- Vorgegebener Text -

----------------

Aus Sicht des scheidenden Geschäftsführers der Mitteldeutschen Medienförderung, Claas Danielsen, ist das deutsche Filmfördersystem international nicht mehr konkurrenzfähig. Danielsen sagte MDR KULTUR, in Tschechien, Polen oder Österreich gebe es automatische Förderanreize, die einen Dreh dort sehr viel attraktiver und kostengünstiger machten. Danielsen scheidet zum 1. Dezember als Geschäftsführer der Mitteldeutschen Medienförderung (MDM) aus.
Um für ausländische Produktionen wieder attraktiv zu werden, müsste ein Anreizsystem in der deutschen Filmförderung geschaffen werden. Bei der 2021 im Koalitionsvertrag der Ampelregierung angekündigten Reform des Filmfördergesetzes sei etwa eine automatische Förderung von 30 Prozent auf deutsche Kosten vorgesehen.
Das wäre aus Danielsens Sicht ein großer Wurf, der auch Hollywood-Produktionen wieder in die Region locken könnte, wie in der Vergangenheit "Grand Budapest Hotel" oder "Monuments Men". Doch ob die Novellierung des Filmfördergesetzes durch die Ampelkoalition noch gelingt, ist für Danielsen "absolut offen" – eine Realisierung sei in den derzeit angespannten wirtschaftlichen Zeiten fraglich.

----------------

Dateneinträge
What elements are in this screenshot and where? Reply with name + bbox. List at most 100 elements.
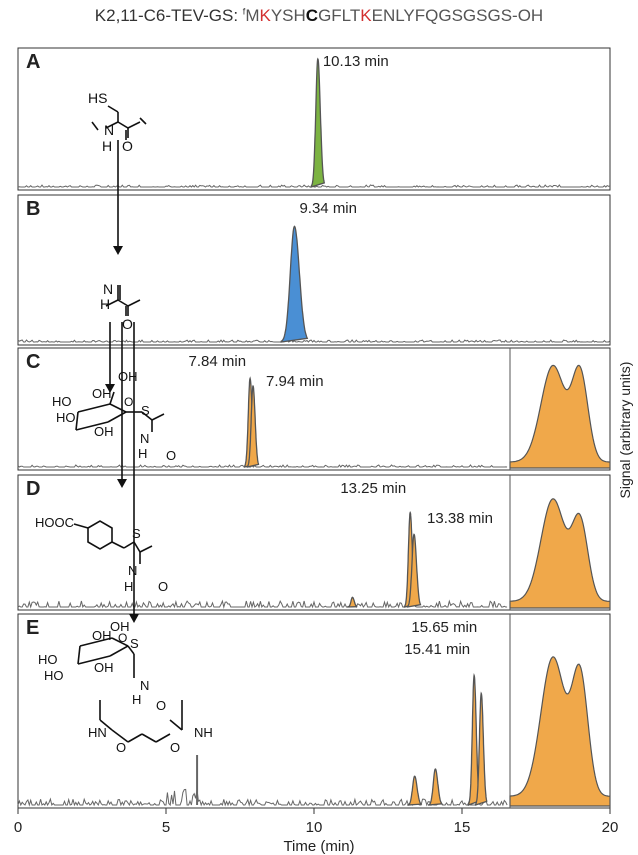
x-tick-label: 0 bbox=[14, 819, 22, 836]
residue-group: K bbox=[259, 6, 271, 25]
inset-peak bbox=[509, 656, 611, 807]
sequence-prefix: K2,11-C6-TEV-GS: bbox=[94, 6, 243, 25]
residue-group: YSH bbox=[270, 6, 306, 25]
arrow-head bbox=[105, 384, 115, 393]
bond bbox=[151, 413, 165, 421]
atom-label: N bbox=[140, 431, 149, 446]
inset-peak bbox=[509, 498, 611, 609]
chromatogram-peak bbox=[428, 768, 444, 806]
bond bbox=[77, 403, 111, 413]
x-tick-label: 20 bbox=[602, 819, 619, 836]
bond bbox=[111, 729, 129, 743]
wavy-bond bbox=[91, 121, 99, 131]
bond bbox=[79, 637, 113, 647]
y-axis-label: Signal (arbitrary units) bbox=[617, 362, 633, 499]
chromatogram-peak bbox=[474, 691, 488, 806]
panel-frame bbox=[17, 194, 611, 346]
atom-label: O bbox=[118, 631, 127, 645]
bond bbox=[117, 299, 129, 307]
bond bbox=[99, 719, 113, 731]
bond bbox=[75, 411, 79, 431]
atom-label: NH bbox=[194, 725, 213, 740]
atom-label: H bbox=[102, 138, 112, 154]
panel-frame bbox=[17, 613, 611, 809]
chromatogram-peak bbox=[406, 533, 422, 608]
bond bbox=[105, 121, 119, 129]
bond bbox=[107, 411, 127, 423]
residue-group: ENLYFQGSGSGS-OH bbox=[371, 6, 544, 25]
panel-label: B bbox=[26, 198, 40, 220]
chromatogram-peak bbox=[280, 225, 309, 343]
chromatogram-peak bbox=[246, 384, 260, 468]
panel-a: A 10.13 min bbox=[17, 47, 611, 191]
atom-label: HS bbox=[88, 90, 107, 106]
atom-label: N bbox=[103, 281, 113, 297]
bond bbox=[127, 733, 143, 743]
bond bbox=[123, 541, 135, 549]
atom-label: O bbox=[122, 138, 133, 154]
x-axis-label: Time (min) bbox=[283, 838, 354, 855]
peak-time-label: 15.41 min bbox=[404, 641, 470, 658]
atom-label: OH bbox=[118, 369, 138, 384]
bond bbox=[117, 121, 129, 129]
panel-frame bbox=[17, 474, 611, 611]
panel-label: A bbox=[26, 51, 40, 73]
bond bbox=[127, 645, 135, 655]
residue-group: C bbox=[305, 6, 319, 25]
peak-time-label: 13.25 min bbox=[340, 480, 406, 497]
baseline-trace bbox=[17, 599, 508, 609]
bond bbox=[109, 391, 115, 405]
panel-label: E bbox=[26, 617, 39, 639]
atom-label: S bbox=[132, 526, 141, 541]
chemical-structures bbox=[73, 105, 183, 743]
bond bbox=[155, 733, 171, 743]
atom-label: O bbox=[116, 740, 126, 755]
baseline-trace bbox=[17, 339, 611, 343]
bond bbox=[111, 541, 125, 549]
bond bbox=[105, 299, 119, 307]
bond bbox=[141, 411, 153, 421]
bond bbox=[141, 733, 157, 743]
panel-frame bbox=[17, 47, 611, 191]
bond bbox=[75, 421, 109, 431]
atom-label: H bbox=[132, 692, 141, 707]
arrow-head bbox=[117, 479, 127, 488]
bond bbox=[127, 121, 141, 129]
bond bbox=[77, 655, 111, 665]
atom-label: H bbox=[100, 296, 110, 312]
panel-c: C 7.84 min 7.94 min bbox=[17, 347, 611, 471]
atom-label: O bbox=[122, 316, 133, 332]
panel-b: B 9.34 min bbox=[17, 194, 611, 346]
bond bbox=[73, 523, 89, 529]
residue-group: M bbox=[245, 6, 260, 25]
atom-label: N bbox=[104, 122, 114, 138]
bond bbox=[107, 105, 119, 113]
bond bbox=[109, 403, 127, 413]
residue-group: K bbox=[360, 6, 372, 25]
bond bbox=[139, 545, 153, 553]
atom-label: H bbox=[124, 579, 133, 594]
atom-label: HO bbox=[52, 394, 72, 409]
benzene-ring bbox=[87, 520, 113, 550]
baseline-trace bbox=[17, 464, 508, 468]
atom-label: O bbox=[124, 395, 133, 409]
x-axis: 0 5 10 15 20 Time (min) bbox=[14, 808, 619, 855]
bond bbox=[77, 645, 81, 665]
atom-label: H bbox=[138, 446, 147, 461]
atom-label: OH bbox=[94, 424, 114, 439]
wavy-bond bbox=[139, 117, 147, 125]
sequence-residues: MKYSHCGFLTKENLYFQGSGSGS-OH bbox=[245, 6, 543, 25]
peak-time-label: 7.94 min bbox=[266, 373, 324, 390]
atom-label: HN bbox=[88, 725, 107, 740]
inset-peak bbox=[509, 364, 611, 469]
peak-time-label: 13.38 min bbox=[427, 510, 493, 527]
bond bbox=[169, 719, 183, 731]
bond bbox=[111, 637, 129, 647]
x-tick-label: 10 bbox=[306, 819, 323, 836]
chromatogram-peak bbox=[310, 57, 326, 188]
atom-label: O bbox=[170, 740, 180, 755]
atom-label: OH bbox=[94, 660, 114, 675]
peak-time-label: 7.84 min bbox=[189, 353, 247, 370]
baseline-trace bbox=[17, 184, 611, 188]
arrow-head bbox=[129, 614, 139, 623]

----------------

Geben Sie aus dem Text zur deutschen Filmförderung die Passage wörtlich wieder, beginnend mit „Aus Sicht des“ und endend mit „Medienförderung (MDM) aus.“.

- Lösung -
Aus Sicht des scheidenden Geschäftsführers der Mitteldeutschen Medienförderung, Claas Danielsen, ist das deutsche Filmfördersystem international nicht mehr konkurrenzfähig. Danielsen sagte MDR KULTUR, in Tschechien, Polen oder Österreich gebe es automatische Förderanreize, die einen Dreh dort sehr viel attraktiver und kostengünstiger machten. Danielsen scheidet zum 1. Dezember als Geschäftsführer der Mitteldeutschen Medienförderung (MDM) aus.